> **EXTRACTED DATA**
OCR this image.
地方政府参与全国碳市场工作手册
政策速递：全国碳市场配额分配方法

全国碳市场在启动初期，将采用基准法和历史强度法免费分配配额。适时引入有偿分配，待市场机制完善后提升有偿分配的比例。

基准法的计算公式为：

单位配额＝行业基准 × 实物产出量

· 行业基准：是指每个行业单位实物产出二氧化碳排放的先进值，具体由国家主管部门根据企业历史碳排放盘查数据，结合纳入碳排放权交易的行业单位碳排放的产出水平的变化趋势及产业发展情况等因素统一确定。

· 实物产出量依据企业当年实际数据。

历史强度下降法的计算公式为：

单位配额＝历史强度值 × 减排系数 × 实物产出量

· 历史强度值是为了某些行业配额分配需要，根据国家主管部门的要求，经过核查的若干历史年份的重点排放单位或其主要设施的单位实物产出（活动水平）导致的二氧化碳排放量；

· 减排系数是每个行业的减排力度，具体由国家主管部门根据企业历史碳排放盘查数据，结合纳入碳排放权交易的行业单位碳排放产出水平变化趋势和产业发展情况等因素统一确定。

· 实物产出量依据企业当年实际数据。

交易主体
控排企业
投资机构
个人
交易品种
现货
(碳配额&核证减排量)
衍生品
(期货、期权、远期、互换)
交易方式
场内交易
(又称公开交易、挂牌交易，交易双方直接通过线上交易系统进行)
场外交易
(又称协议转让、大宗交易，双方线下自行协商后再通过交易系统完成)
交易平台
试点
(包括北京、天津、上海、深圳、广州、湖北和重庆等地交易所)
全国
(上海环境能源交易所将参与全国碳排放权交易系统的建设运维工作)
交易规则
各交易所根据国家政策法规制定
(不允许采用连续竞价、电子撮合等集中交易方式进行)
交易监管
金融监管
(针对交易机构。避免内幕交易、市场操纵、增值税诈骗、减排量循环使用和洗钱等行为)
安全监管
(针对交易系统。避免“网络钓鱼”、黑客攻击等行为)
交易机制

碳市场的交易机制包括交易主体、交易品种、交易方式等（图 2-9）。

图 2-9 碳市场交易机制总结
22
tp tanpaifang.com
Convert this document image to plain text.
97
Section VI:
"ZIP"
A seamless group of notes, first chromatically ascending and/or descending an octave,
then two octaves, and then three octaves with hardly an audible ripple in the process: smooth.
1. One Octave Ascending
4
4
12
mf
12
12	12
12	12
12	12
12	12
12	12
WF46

> **WHAT IS ASKED**
Everything from the line with "Convert this document image to plain text." to the end of the listing above needs to be duplicated exactly, both end lines included, with nothing more.

> **TASK RESPONSE**
Convert this document image to plain text.
97
Section VI:
"ZIP"
A seamless group of notes, first chromatically ascending and/or descending an octave,
then two octaves, and then three octaves with hardly an audible ripple in the process: smooth.
1. One Octave Ascending
4
4
12
mf
12
12	12
12	12
12	12
12	12
12	12
WF46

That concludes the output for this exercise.